** BEGIN Records **

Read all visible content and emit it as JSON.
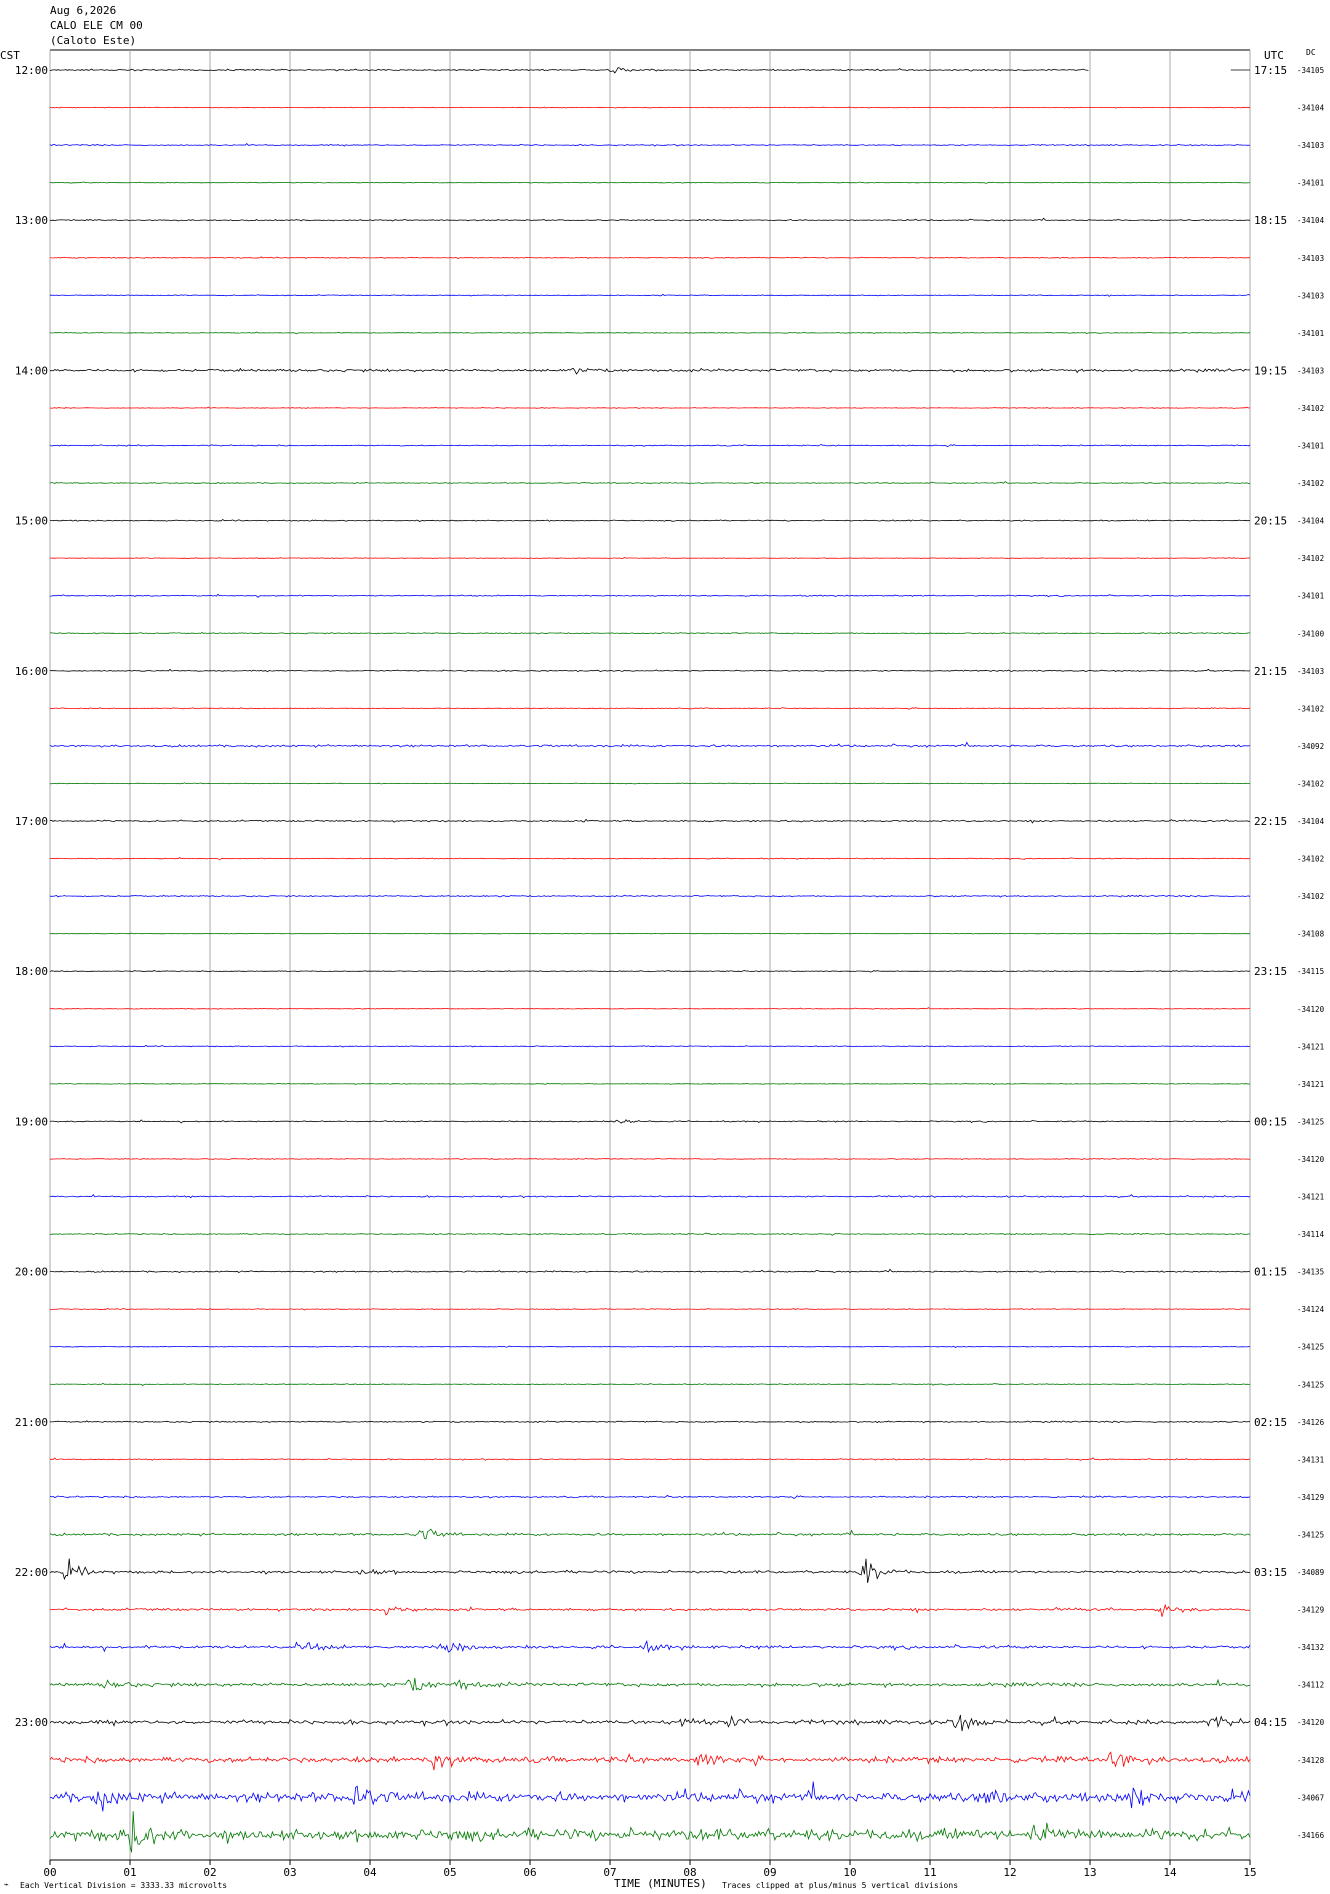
{
  "header": {
    "date": "Aug 6,2026",
    "station": "CALO ELE CM 00",
    "location": "(Caloto Este)"
  },
  "left_timezone": "CST",
  "right_timezone": "UTC",
  "dc_label": "DC",
  "footer": {
    "scale_note": "Each Vertical Division = 3333.33 microvolts",
    "xlabel": "TIME (MINUTES)",
    "clip_note": "Traces clipped at plus/minus 5 vertical divisions"
  },
  "colors": {
    "cycle": [
      "#000000",
      "#ff0000",
      "#0000ff",
      "#007700"
    ],
    "grid": "#aaaaaa",
    "background": "#ffffff"
  },
  "chart_data": {
    "type": "line",
    "title": "",
    "xlabel": "TIME (MINUTES)",
    "xlim": [
      0,
      15
    ],
    "x_ticks": [
      "00",
      "01",
      "02",
      "03",
      "04",
      "05",
      "06",
      "07",
      "08",
      "09",
      "10",
      "11",
      "12",
      "13",
      "14",
      "15"
    ],
    "rows_per_hour": 4,
    "hours": [
      {
        "cst": "12:00",
        "utc": "17:15"
      },
      {
        "cst": "13:00",
        "utc": "18:15"
      },
      {
        "cst": "14:00",
        "utc": "19:15"
      },
      {
        "cst": "15:00",
        "utc": "20:15"
      },
      {
        "cst": "16:00",
        "utc": "21:15"
      },
      {
        "cst": "17:00",
        "utc": "22:15"
      },
      {
        "cst": "18:00",
        "utc": "23:15"
      },
      {
        "cst": "19:00",
        "utc": "00:15"
      },
      {
        "cst": "20:00",
        "utc": "01:15"
      },
      {
        "cst": "21:00",
        "utc": "02:15"
      },
      {
        "cst": "22:00",
        "utc": "03:15"
      },
      {
        "cst": "23:00",
        "utc": "04:15"
      }
    ],
    "dc_offsets": [
      "-34105",
      "-34104",
      "-34103",
      "-34101",
      "-34104",
      "-34103",
      "-34103",
      "-34101",
      "-34103",
      "-34102",
      "-34101",
      "-34102",
      "-34104",
      "-34102",
      "-34101",
      "-34100",
      "-34103",
      "-34102",
      "-34092",
      "-34102",
      "-34104",
      "-34102",
      "-34102",
      "-34108",
      "-34115",
      "-34120",
      "-34121",
      "-34121",
      "-34125",
      "-34120",
      "-34121",
      "-34114",
      "-34135",
      "-34124",
      "-34125",
      "-34125",
      "-34126",
      "-34131",
      "-34129",
      "-34125",
      "-34089",
      "-34129",
      "-34132",
      "-34112",
      "-34120",
      "-34128",
      "-34067",
      "-34166"
    ],
    "noise_level": [
      0.6,
      0.3,
      0.5,
      0.3,
      0.5,
      0.4,
      0.4,
      0.3,
      1.2,
      0.3,
      0.5,
      0.4,
      0.5,
      0.3,
      0.5,
      0.5,
      0.5,
      0.4,
      0.9,
      0.3,
      0.7,
      0.4,
      0.6,
      0.2,
      0.4,
      0.3,
      0.4,
      0.3,
      0.5,
      0.4,
      0.6,
      0.5,
      0.6,
      0.4,
      0.3,
      0.4,
      0.6,
      0.5,
      0.7,
      1.0,
      1.2,
      1.1,
      1.3,
      1.6,
      1.8,
      2.6,
      4.0,
      5.0
    ],
    "events": [
      {
        "row": 0,
        "minute": 7.0,
        "amp": 3
      },
      {
        "row": 8,
        "minute": 6.5,
        "amp": 2.5
      },
      {
        "row": 28,
        "minute": 7.1,
        "amp": 3
      },
      {
        "row": 39,
        "minute": 4.6,
        "amp": 8
      },
      {
        "row": 40,
        "minute": 0.2,
        "amp": 9
      },
      {
        "row": 40,
        "minute": 10.15,
        "amp": 16
      },
      {
        "row": 40,
        "minute": 3.9,
        "amp": 4
      },
      {
        "row": 41,
        "minute": 4.2,
        "amp": 5
      },
      {
        "row": 41,
        "minute": 13.9,
        "amp": 5
      },
      {
        "row": 42,
        "minute": 3.1,
        "amp": 7
      },
      {
        "row": 42,
        "minute": 4.9,
        "amp": 10
      },
      {
        "row": 42,
        "minute": 7.4,
        "amp": 5
      },
      {
        "row": 43,
        "minute": 0.7,
        "amp": 5
      },
      {
        "row": 43,
        "minute": 4.5,
        "amp": 9
      },
      {
        "row": 43,
        "minute": 5.1,
        "amp": 7
      },
      {
        "row": 44,
        "minute": 7.9,
        "amp": 7
      },
      {
        "row": 44,
        "minute": 8.5,
        "amp": 6
      },
      {
        "row": 44,
        "minute": 11.3,
        "amp": 10
      },
      {
        "row": 44,
        "minute": 14.5,
        "amp": 6
      },
      {
        "row": 45,
        "minute": 13.25,
        "amp": 14
      },
      {
        "row": 45,
        "minute": 8.1,
        "amp": 8
      },
      {
        "row": 45,
        "minute": 4.8,
        "amp": 8
      },
      {
        "row": 46,
        "minute": 3.8,
        "amp": 14
      },
      {
        "row": 46,
        "minute": 0.6,
        "amp": 10
      },
      {
        "row": 46,
        "minute": 13.5,
        "amp": 14
      },
      {
        "row": 46,
        "minute": 11.7,
        "amp": 10
      },
      {
        "row": 47,
        "minute": 1.0,
        "amp": 22
      },
      {
        "row": 47,
        "minute": 12.3,
        "amp": 14
      }
    ],
    "grid": true
  }
}
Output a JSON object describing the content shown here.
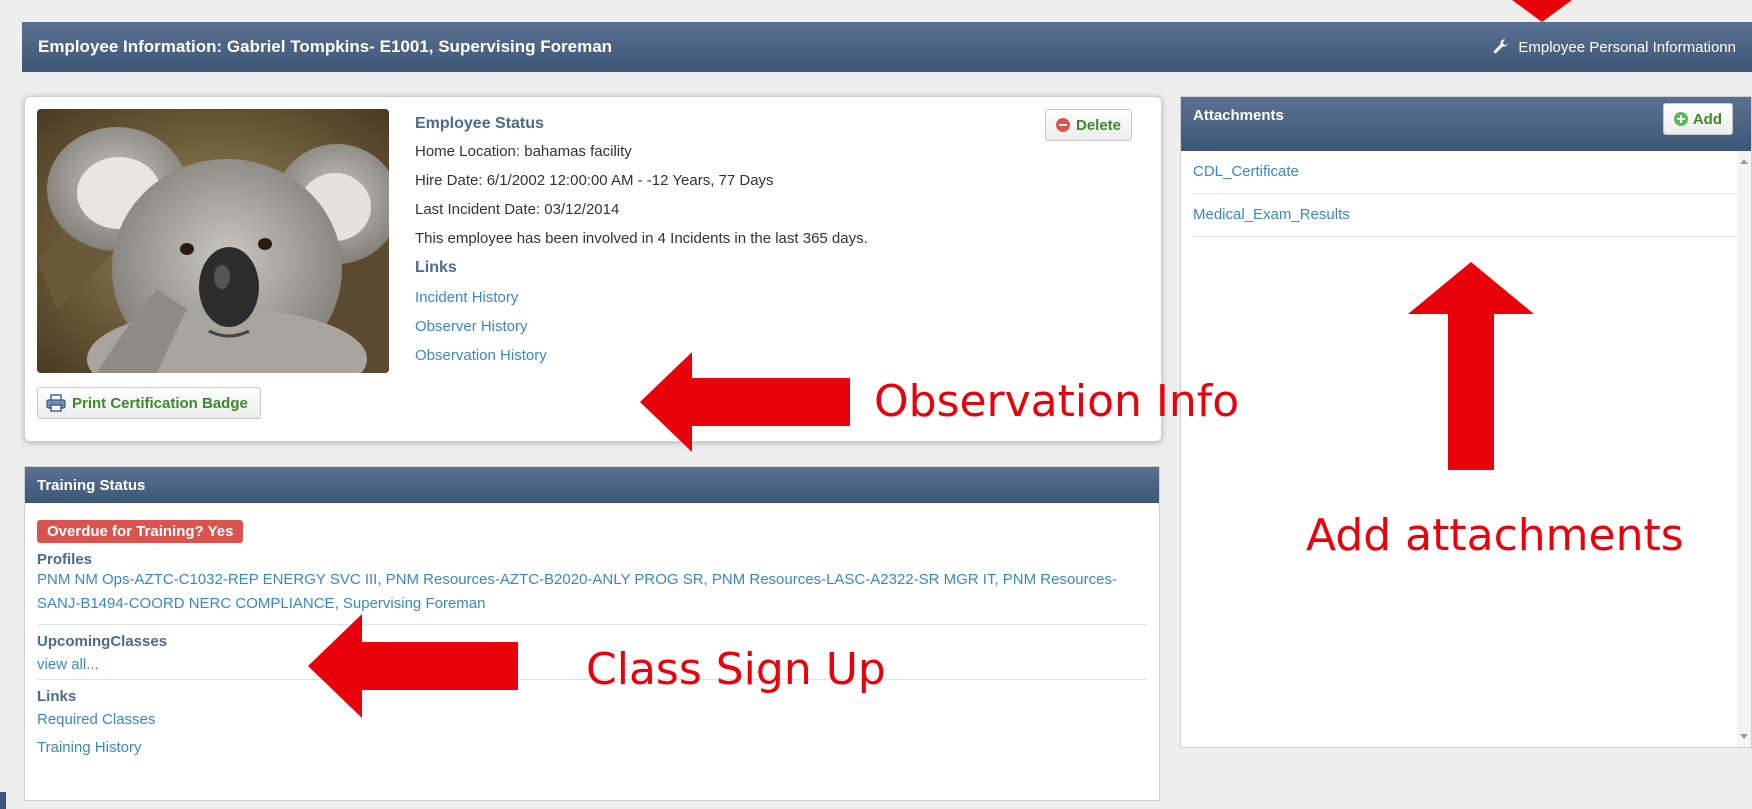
{
  "header": {
    "title": "Employee Information: Gabriel Tompkins- E1001, Supervising Foreman",
    "personal_info_link": "Employee Personal Informationn"
  },
  "employee_status": {
    "heading": "Employee Status",
    "home_location": "Home Location: bahamas facility",
    "hire_date": "Hire Date: 6/1/2002 12:00:00 AM - -12 Years, 77 Days",
    "last_incident": "Last Incident Date: 03/12/2014",
    "incident_summary": "This employee has been involved in 4 Incidents in the last 365 days.",
    "links_heading": "Links",
    "links": [
      "Incident History",
      "Observer History",
      "Observation History"
    ],
    "delete_label": "Delete",
    "print_badge_label": "Print Certification Badge"
  },
  "training_status": {
    "title": "Training Status",
    "overdue_badge": "Overdue for Training? Yes",
    "profiles_heading": "Profiles",
    "profiles_text": "PNM NM Ops-AZTC-C1032-REP ENERGY SVC III, PNM Resources-AZTC-B2020-ANLY PROG SR, PNM Resources-LASC-A2322-SR MGR IT, PNM Resources-SANJ-B1494-COORD NERC COMPLIANCE, Supervising Foreman",
    "upcoming_heading": "UpcomingClasses",
    "view_all": "view all...",
    "links_heading": "Links",
    "links": [
      "Required Classes",
      "Training History"
    ]
  },
  "attachments": {
    "title": "Attachments",
    "add_label": "Add",
    "items": [
      "CDL_Certificate",
      "Medical_Exam_Results"
    ]
  },
  "annotations": {
    "observation_info": "Observation Info",
    "add_attachments": "Add attachments",
    "class_sign_up": "Class Sign Up"
  },
  "colors": {
    "header_bg": "#3e5677",
    "link": "#3a87c8",
    "annotation_red": "#e8000b",
    "danger": "#d9534f",
    "success_text": "#3a8a2a"
  },
  "icons": [
    "wrench-icon",
    "printer-icon",
    "minus-circle-icon",
    "plus-circle-icon",
    "koala-photo"
  ]
}
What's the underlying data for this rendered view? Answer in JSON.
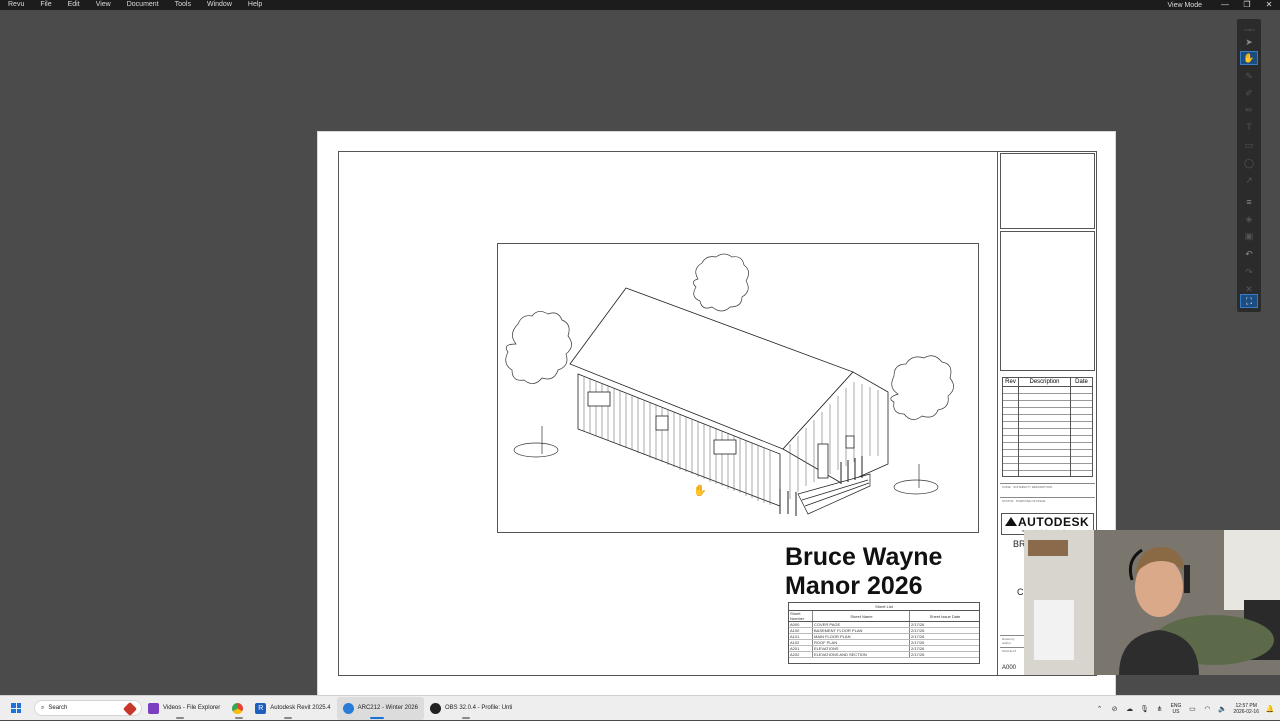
{
  "menubar": {
    "app": "Revu",
    "items": [
      "File",
      "Edit",
      "View",
      "Document",
      "Tools",
      "Window",
      "Help"
    ],
    "view_mode": "View Mode",
    "minimize": "—",
    "restore": "❐",
    "close": "✕"
  },
  "sheet": {
    "project_title_line1": "Bruce Wayne",
    "project_title_line2": "Manor 2026",
    "revision_table": {
      "headers": [
        "Rev",
        "Description",
        "Date"
      ]
    },
    "fields": [
      {
        "label": "CODE",
        "value": "SUITABILITY DESCRIPTION"
      },
      {
        "label": "STATUS",
        "value": "PURPOSE OF ISSUE"
      }
    ],
    "logo": {
      "name": "AUTODESK",
      "url": "www.autodesk.com/revit"
    },
    "owner_partial": "BR",
    "title_partial": "C",
    "drawn_by_label": "Drawn by",
    "drawn_by": "Author",
    "scale_label": "SCALE AT ",
    "sheet_number": "A000",
    "sheet_list": {
      "title": "Sheet List",
      "headers": [
        "Sheet Number",
        "Sheet Name",
        "Sheet Issue Date"
      ],
      "rows": [
        [
          "A000",
          "COVER PAGE",
          "2/17/26"
        ],
        [
          "A100",
          "BASEMENT FLOOR PLAN",
          "2/17/26"
        ],
        [
          "A101",
          "MAIN FLOOR PLAN",
          "2/17/26"
        ],
        [
          "A102",
          "ROOF PLAN",
          "2/17/26"
        ],
        [
          "A201",
          "ELEVATIONS",
          "2/17/26"
        ],
        [
          "A202",
          "ELEVATIONS AND SECTION",
          "2/17/26"
        ]
      ]
    }
  },
  "toolbar": {
    "tools": [
      {
        "name": "select-tool",
        "glyph": "➤",
        "state": "normal"
      },
      {
        "name": "pan-tool",
        "glyph": "✋",
        "state": "active"
      },
      {
        "name": "pen-tool",
        "glyph": "✎",
        "state": "dim"
      },
      {
        "name": "highlight-tool",
        "glyph": "✐",
        "state": "dim"
      },
      {
        "name": "eraser-tool",
        "glyph": "✏",
        "state": "dim"
      },
      {
        "name": "text-tool",
        "glyph": "T",
        "state": "dim"
      },
      {
        "name": "rectangle-tool",
        "glyph": "▭",
        "state": "dim"
      },
      {
        "name": "ellipse-tool",
        "glyph": "◯",
        "state": "dim"
      },
      {
        "name": "arrow-tool",
        "glyph": "↗",
        "state": "dim"
      },
      {
        "name": "line-weight-tool",
        "glyph": "≡",
        "state": "normal"
      },
      {
        "name": "color-tool",
        "glyph": "◈",
        "state": "dim"
      },
      {
        "name": "stamp-tool",
        "glyph": "▣",
        "state": "dim"
      },
      {
        "name": "undo-tool",
        "glyph": "↶",
        "state": "normal"
      },
      {
        "name": "redo-tool",
        "glyph": "↷",
        "state": "dim"
      },
      {
        "name": "delete-tool",
        "glyph": "✕",
        "state": "dim"
      },
      {
        "name": "fit-screen-tool",
        "glyph": "⛶",
        "state": "active"
      }
    ]
  },
  "taskbar": {
    "search_placeholder": "Search",
    "apps": [
      {
        "name": "Videos - File Explorer",
        "color": "#7b3fbf"
      },
      {
        "name": "",
        "color": "#ea4335"
      },
      {
        "name": "Autodesk Revit 2025.4",
        "color": "#1d5fbf"
      },
      {
        "name": "ARC212 - Winter 2026",
        "color": "#2a7ad8"
      },
      {
        "name": "OBS 32.0.4 - Profile: Unti",
        "color": "#222222"
      }
    ],
    "lang_top": "ENG",
    "lang_bottom": "US",
    "time": "12:57 PM",
    "date": "2026-02-16"
  }
}
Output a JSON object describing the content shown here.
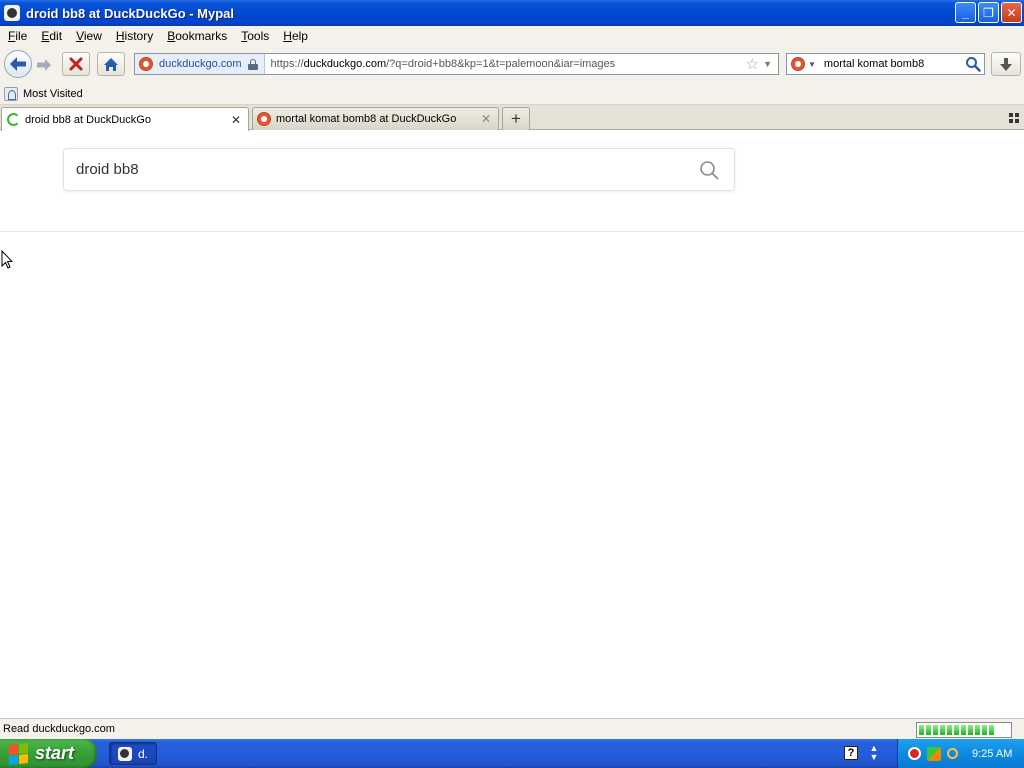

** END Records **

Only a number is wanted: how many lines above include "PLAN"?

3